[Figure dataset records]
::::::::
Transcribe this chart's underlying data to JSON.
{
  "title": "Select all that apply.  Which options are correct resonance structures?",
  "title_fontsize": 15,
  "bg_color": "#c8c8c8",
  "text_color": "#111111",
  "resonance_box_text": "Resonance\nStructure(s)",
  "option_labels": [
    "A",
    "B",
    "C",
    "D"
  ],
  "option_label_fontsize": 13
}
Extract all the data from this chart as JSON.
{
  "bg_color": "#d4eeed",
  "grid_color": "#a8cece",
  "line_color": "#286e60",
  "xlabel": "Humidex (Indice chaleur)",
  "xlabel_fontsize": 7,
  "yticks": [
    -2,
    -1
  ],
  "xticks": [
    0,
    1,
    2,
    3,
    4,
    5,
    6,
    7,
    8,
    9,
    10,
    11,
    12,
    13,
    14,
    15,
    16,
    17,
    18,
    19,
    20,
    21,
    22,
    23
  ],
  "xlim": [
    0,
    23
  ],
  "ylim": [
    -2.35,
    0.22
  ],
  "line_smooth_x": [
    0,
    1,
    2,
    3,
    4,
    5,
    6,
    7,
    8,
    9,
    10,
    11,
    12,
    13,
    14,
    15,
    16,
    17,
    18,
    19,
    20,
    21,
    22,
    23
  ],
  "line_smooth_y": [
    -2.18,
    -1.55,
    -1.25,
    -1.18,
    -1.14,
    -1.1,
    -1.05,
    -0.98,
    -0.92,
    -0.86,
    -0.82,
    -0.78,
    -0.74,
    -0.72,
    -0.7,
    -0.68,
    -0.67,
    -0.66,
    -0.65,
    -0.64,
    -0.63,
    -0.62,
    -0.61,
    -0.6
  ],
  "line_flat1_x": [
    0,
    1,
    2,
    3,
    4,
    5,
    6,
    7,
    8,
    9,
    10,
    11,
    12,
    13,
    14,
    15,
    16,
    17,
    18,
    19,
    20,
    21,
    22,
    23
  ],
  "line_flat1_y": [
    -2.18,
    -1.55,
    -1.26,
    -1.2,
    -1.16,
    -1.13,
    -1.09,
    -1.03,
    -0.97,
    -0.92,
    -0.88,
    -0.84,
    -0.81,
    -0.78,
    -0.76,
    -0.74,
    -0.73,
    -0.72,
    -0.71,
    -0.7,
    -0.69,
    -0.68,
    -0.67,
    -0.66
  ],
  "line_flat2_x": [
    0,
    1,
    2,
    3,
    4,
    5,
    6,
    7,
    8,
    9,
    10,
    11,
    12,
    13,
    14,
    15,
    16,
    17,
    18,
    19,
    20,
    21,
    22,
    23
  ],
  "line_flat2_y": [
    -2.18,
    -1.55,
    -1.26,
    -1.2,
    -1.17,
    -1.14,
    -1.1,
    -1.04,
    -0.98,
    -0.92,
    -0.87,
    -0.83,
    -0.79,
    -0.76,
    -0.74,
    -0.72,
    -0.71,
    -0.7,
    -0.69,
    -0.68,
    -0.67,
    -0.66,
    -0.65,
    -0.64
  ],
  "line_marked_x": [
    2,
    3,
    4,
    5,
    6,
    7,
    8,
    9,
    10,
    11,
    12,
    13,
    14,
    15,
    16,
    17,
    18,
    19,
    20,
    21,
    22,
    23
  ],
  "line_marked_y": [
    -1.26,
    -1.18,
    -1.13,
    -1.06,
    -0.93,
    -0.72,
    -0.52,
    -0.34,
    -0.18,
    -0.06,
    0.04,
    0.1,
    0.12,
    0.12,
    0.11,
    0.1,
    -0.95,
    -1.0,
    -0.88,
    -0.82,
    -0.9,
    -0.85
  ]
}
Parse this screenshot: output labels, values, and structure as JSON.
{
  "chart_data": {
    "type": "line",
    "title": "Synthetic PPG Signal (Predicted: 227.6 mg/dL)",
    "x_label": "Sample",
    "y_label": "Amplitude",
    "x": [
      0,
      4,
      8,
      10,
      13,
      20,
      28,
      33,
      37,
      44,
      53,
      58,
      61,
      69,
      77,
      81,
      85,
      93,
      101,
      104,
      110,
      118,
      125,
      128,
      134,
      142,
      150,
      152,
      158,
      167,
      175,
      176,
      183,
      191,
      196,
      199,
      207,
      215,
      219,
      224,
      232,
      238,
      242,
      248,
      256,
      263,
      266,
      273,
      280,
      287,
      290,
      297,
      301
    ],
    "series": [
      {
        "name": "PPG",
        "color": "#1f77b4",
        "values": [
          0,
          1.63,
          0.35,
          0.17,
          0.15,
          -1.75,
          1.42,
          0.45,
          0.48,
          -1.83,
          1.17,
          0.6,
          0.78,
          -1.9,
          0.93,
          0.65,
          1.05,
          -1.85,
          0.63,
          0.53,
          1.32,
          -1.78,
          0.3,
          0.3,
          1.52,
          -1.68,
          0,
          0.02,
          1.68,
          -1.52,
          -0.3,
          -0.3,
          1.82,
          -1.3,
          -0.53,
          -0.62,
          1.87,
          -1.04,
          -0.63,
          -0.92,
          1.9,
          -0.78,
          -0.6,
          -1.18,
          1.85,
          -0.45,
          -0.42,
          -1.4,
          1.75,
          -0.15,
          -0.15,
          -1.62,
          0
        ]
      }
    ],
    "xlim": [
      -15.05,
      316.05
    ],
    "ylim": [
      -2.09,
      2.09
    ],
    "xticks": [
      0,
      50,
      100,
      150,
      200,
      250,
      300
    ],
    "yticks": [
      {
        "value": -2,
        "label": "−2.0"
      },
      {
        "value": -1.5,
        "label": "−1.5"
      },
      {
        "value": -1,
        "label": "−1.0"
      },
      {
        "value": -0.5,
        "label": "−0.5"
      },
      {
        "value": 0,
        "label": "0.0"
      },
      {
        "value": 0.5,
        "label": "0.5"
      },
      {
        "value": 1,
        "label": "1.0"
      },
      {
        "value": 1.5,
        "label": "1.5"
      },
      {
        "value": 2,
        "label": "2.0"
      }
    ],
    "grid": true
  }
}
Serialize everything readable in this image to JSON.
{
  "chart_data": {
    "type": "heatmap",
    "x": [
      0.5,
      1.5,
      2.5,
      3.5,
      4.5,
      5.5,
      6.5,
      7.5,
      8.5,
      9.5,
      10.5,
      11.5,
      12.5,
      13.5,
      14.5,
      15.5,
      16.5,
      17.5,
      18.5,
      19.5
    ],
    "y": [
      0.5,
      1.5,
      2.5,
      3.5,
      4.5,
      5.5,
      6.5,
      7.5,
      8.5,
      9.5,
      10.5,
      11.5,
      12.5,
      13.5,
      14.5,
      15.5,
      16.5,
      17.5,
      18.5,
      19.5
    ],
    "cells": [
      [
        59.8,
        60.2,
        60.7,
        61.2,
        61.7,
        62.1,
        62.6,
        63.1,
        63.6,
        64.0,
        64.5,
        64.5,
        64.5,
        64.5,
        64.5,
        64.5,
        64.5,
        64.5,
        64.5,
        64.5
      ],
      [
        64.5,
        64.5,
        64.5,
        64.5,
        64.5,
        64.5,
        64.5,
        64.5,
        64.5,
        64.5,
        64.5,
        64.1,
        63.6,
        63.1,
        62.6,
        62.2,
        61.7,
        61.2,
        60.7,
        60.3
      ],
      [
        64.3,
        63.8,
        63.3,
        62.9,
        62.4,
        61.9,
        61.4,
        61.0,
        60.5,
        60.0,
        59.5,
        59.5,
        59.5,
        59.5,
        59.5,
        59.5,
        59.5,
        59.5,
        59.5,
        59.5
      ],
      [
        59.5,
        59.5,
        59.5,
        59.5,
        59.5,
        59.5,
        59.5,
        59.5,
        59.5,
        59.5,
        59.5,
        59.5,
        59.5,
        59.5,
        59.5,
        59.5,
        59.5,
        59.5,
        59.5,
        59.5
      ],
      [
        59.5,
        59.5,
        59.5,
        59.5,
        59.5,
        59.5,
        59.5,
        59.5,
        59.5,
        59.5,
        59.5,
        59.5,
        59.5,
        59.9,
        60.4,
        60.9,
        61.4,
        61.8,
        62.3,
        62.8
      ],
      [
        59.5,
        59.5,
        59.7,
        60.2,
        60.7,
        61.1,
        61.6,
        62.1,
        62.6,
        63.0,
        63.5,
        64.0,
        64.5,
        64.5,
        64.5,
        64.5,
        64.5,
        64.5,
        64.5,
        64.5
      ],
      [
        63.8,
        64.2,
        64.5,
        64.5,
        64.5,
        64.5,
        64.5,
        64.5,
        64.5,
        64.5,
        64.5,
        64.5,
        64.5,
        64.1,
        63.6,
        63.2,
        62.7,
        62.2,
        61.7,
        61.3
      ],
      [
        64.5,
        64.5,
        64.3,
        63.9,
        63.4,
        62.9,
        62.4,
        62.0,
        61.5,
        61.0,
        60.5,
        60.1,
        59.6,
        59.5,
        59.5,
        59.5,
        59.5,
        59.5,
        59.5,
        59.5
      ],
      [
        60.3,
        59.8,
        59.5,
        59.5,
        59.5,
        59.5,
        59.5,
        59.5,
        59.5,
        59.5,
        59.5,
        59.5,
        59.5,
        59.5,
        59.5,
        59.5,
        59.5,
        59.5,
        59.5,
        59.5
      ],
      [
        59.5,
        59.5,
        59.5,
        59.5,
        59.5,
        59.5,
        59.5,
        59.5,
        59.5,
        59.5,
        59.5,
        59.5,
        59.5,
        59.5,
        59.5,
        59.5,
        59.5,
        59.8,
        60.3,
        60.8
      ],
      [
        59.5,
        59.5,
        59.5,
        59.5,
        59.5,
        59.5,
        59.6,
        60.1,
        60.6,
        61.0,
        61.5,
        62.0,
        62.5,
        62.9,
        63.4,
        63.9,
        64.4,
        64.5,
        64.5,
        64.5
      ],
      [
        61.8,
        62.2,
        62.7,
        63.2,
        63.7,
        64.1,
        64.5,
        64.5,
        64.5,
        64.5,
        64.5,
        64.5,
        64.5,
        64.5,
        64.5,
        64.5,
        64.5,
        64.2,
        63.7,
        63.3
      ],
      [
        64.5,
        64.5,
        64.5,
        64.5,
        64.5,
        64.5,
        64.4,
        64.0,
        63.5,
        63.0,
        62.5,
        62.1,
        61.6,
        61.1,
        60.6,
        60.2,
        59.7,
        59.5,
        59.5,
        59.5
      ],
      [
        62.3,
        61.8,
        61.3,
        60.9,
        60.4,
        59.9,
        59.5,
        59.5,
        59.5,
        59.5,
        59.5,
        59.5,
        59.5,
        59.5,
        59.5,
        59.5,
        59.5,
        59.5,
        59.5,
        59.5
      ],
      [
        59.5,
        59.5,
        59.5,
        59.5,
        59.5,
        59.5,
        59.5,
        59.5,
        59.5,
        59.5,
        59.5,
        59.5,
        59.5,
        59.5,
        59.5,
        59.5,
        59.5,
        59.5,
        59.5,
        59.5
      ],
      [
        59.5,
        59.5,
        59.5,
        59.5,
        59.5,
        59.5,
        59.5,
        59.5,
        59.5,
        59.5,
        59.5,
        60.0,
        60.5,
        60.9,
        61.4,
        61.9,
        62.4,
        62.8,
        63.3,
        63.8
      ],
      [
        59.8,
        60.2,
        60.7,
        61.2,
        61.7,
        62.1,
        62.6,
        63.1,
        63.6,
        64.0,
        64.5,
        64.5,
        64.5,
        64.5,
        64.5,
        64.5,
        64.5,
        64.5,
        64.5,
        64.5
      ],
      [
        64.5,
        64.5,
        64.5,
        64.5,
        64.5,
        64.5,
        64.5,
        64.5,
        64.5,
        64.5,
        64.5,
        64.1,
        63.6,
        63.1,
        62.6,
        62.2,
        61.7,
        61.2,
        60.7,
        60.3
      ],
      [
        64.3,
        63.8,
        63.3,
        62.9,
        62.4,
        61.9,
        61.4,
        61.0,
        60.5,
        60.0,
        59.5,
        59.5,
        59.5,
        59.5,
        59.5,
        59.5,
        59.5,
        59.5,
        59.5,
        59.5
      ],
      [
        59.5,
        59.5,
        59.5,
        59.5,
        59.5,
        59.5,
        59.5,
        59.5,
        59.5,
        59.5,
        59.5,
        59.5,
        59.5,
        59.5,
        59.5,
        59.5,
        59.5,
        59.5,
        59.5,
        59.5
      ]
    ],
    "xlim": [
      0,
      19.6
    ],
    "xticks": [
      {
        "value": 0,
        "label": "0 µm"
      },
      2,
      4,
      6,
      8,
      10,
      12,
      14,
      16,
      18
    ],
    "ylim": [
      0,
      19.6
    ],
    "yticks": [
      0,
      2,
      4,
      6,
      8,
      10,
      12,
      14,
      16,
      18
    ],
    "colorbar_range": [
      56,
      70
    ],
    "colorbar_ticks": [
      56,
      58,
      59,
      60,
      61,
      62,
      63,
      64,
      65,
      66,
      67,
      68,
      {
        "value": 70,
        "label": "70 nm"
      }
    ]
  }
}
::::::::
SHORT EXERCISE » Find the string "values" in the entries above and return each line that holds it.

REPLY »
Parse this screenshot: output labels, values, and structure as JSON.
        "values": [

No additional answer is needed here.